WORK TO DO> All the records that follow need to be reproduced exactly. Omit the images.

PROVIDED INFORMATION>
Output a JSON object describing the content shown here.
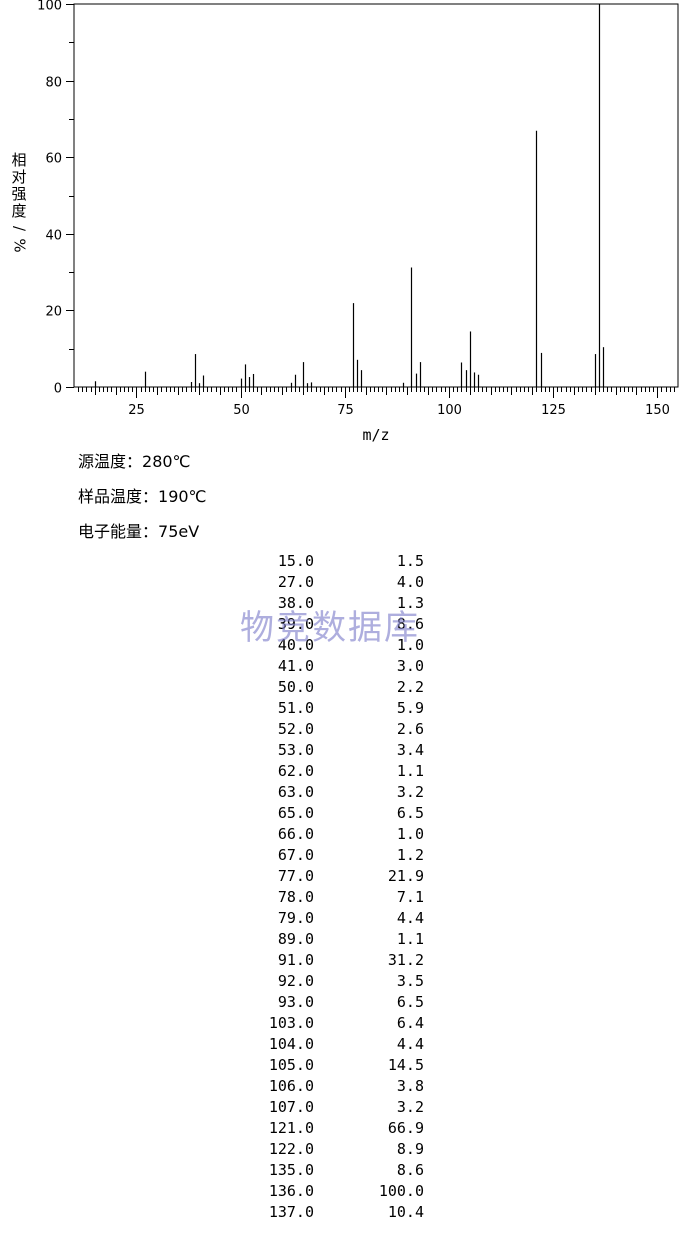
{
  "chart_data": {
    "type": "bar",
    "xlabel": "m/z",
    "ylabel_chars": [
      "相",
      "对",
      "强",
      "度",
      "/",
      "%"
    ],
    "xlim": [
      10,
      155
    ],
    "ylim": [
      0,
      100
    ],
    "xticks": [
      25,
      50,
      75,
      100,
      125,
      150
    ],
    "yticks": [
      0,
      20,
      40,
      60,
      80,
      100
    ],
    "grid": false,
    "x": [
      15.0,
      27.0,
      38.0,
      39.0,
      40.0,
      41.0,
      50.0,
      51.0,
      52.0,
      53.0,
      62.0,
      63.0,
      65.0,
      66.0,
      67.0,
      77.0,
      78.0,
      79.0,
      89.0,
      91.0,
      92.0,
      93.0,
      103.0,
      104.0,
      105.0,
      106.0,
      107.0,
      121.0,
      122.0,
      135.0,
      136.0,
      137.0
    ],
    "values": [
      1.5,
      4.0,
      1.3,
      8.6,
      1.0,
      3.0,
      2.2,
      5.9,
      2.6,
      3.4,
      1.1,
      3.2,
      6.5,
      1.0,
      1.2,
      21.9,
      7.1,
      4.4,
      1.1,
      31.2,
      3.5,
      6.5,
      6.4,
      4.4,
      14.5,
      3.8,
      3.2,
      66.9,
      8.9,
      8.6,
      100.0,
      10.4
    ]
  },
  "conditions": [
    {
      "name": "源温度：",
      "value": "280℃"
    },
    {
      "name": "样品温度：",
      "value": "190℃"
    },
    {
      "name": "电子能量：",
      "value": "75eV"
    }
  ],
  "peak_table": [
    [
      "15.0",
      "1.5"
    ],
    [
      "27.0",
      "4.0"
    ],
    [
      "38.0",
      "1.3"
    ],
    [
      "39.0",
      "8.6"
    ],
    [
      "40.0",
      "1.0"
    ],
    [
      "41.0",
      "3.0"
    ],
    [
      "50.0",
      "2.2"
    ],
    [
      "51.0",
      "5.9"
    ],
    [
      "52.0",
      "2.6"
    ],
    [
      "53.0",
      "3.4"
    ],
    [
      "62.0",
      "1.1"
    ],
    [
      "63.0",
      "3.2"
    ],
    [
      "65.0",
      "6.5"
    ],
    [
      "66.0",
      "1.0"
    ],
    [
      "67.0",
      "1.2"
    ],
    [
      "77.0",
      "21.9"
    ],
    [
      "78.0",
      "7.1"
    ],
    [
      "79.0",
      "4.4"
    ],
    [
      "89.0",
      "1.1"
    ],
    [
      "91.0",
      "31.2"
    ],
    [
      "92.0",
      "3.5"
    ],
    [
      "93.0",
      "6.5"
    ],
    [
      "103.0",
      "6.4"
    ],
    [
      "104.0",
      "4.4"
    ],
    [
      "105.0",
      "14.5"
    ],
    [
      "106.0",
      "3.8"
    ],
    [
      "107.0",
      "3.2"
    ],
    [
      "121.0",
      "66.9"
    ],
    [
      "122.0",
      "8.9"
    ],
    [
      "135.0",
      "8.6"
    ],
    [
      "136.0",
      "100.0"
    ],
    [
      "137.0",
      "10.4"
    ]
  ],
  "watermark": "物竞数据库"
}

SOLUTION BELOW>
Output a JSON object describing the content shown here.
{
  "chart_data": {
    "type": "bar",
    "xlabel": "m/z",
    "ylabel_chars": [
      "相",
      "对",
      "强",
      "度",
      "/",
      "%"
    ],
    "xlim": [
      10,
      155
    ],
    "ylim": [
      0,
      100
    ],
    "xticks": [
      25,
      50,
      75,
      100,
      125,
      150
    ],
    "yticks": [
      0,
      20,
      40,
      60,
      80,
      100
    ],
    "grid": false,
    "x": [
      15.0,
      27.0,
      38.0,
      39.0,
      40.0,
      41.0,
      50.0,
      51.0,
      52.0,
      53.0,
      62.0,
      63.0,
      65.0,
      66.0,
      67.0,
      77.0,
      78.0,
      79.0,
      89.0,
      91.0,
      92.0,
      93.0,
      103.0,
      104.0,
      105.0,
      106.0,
      107.0,
      121.0,
      122.0,
      135.0,
      136.0,
      137.0
    ],
    "values": [
      1.5,
      4.0,
      1.3,
      8.6,
      1.0,
      3.0,
      2.2,
      5.9,
      2.6,
      3.4,
      1.1,
      3.2,
      6.5,
      1.0,
      1.2,
      21.9,
      7.1,
      4.4,
      1.1,
      31.2,
      3.5,
      6.5,
      6.4,
      4.4,
      14.5,
      3.8,
      3.2,
      66.9,
      8.9,
      8.6,
      100.0,
      10.4
    ]
  },
  "conditions": [
    {
      "name": "源温度：",
      "value": "280℃"
    },
    {
      "name": "样品温度：",
      "value": "190℃"
    },
    {
      "name": "电子能量：",
      "value": "75eV"
    }
  ],
  "peak_table": [
    [
      "15.0",
      "1.5"
    ],
    [
      "27.0",
      "4.0"
    ],
    [
      "38.0",
      "1.3"
    ],
    [
      "39.0",
      "8.6"
    ],
    [
      "40.0",
      "1.0"
    ],
    [
      "41.0",
      "3.0"
    ],
    [
      "50.0",
      "2.2"
    ],
    [
      "51.0",
      "5.9"
    ],
    [
      "52.0",
      "2.6"
    ],
    [
      "53.0",
      "3.4"
    ],
    [
      "62.0",
      "1.1"
    ],
    [
      "63.0",
      "3.2"
    ],
    [
      "65.0",
      "6.5"
    ],
    [
      "66.0",
      "1.0"
    ],
    [
      "67.0",
      "1.2"
    ],
    [
      "77.0",
      "21.9"
    ],
    [
      "78.0",
      "7.1"
    ],
    [
      "79.0",
      "4.4"
    ],
    [
      "89.0",
      "1.1"
    ],
    [
      "91.0",
      "31.2"
    ],
    [
      "92.0",
      "3.5"
    ],
    [
      "93.0",
      "6.5"
    ],
    [
      "103.0",
      "6.4"
    ],
    [
      "104.0",
      "4.4"
    ],
    [
      "105.0",
      "14.5"
    ],
    [
      "106.0",
      "3.8"
    ],
    [
      "107.0",
      "3.2"
    ],
    [
      "121.0",
      "66.9"
    ],
    [
      "122.0",
      "8.9"
    ],
    [
      "135.0",
      "8.6"
    ],
    [
      "136.0",
      "100.0"
    ],
    [
      "137.0",
      "10.4"
    ]
  ],
  "watermark": "物竞数据库"
}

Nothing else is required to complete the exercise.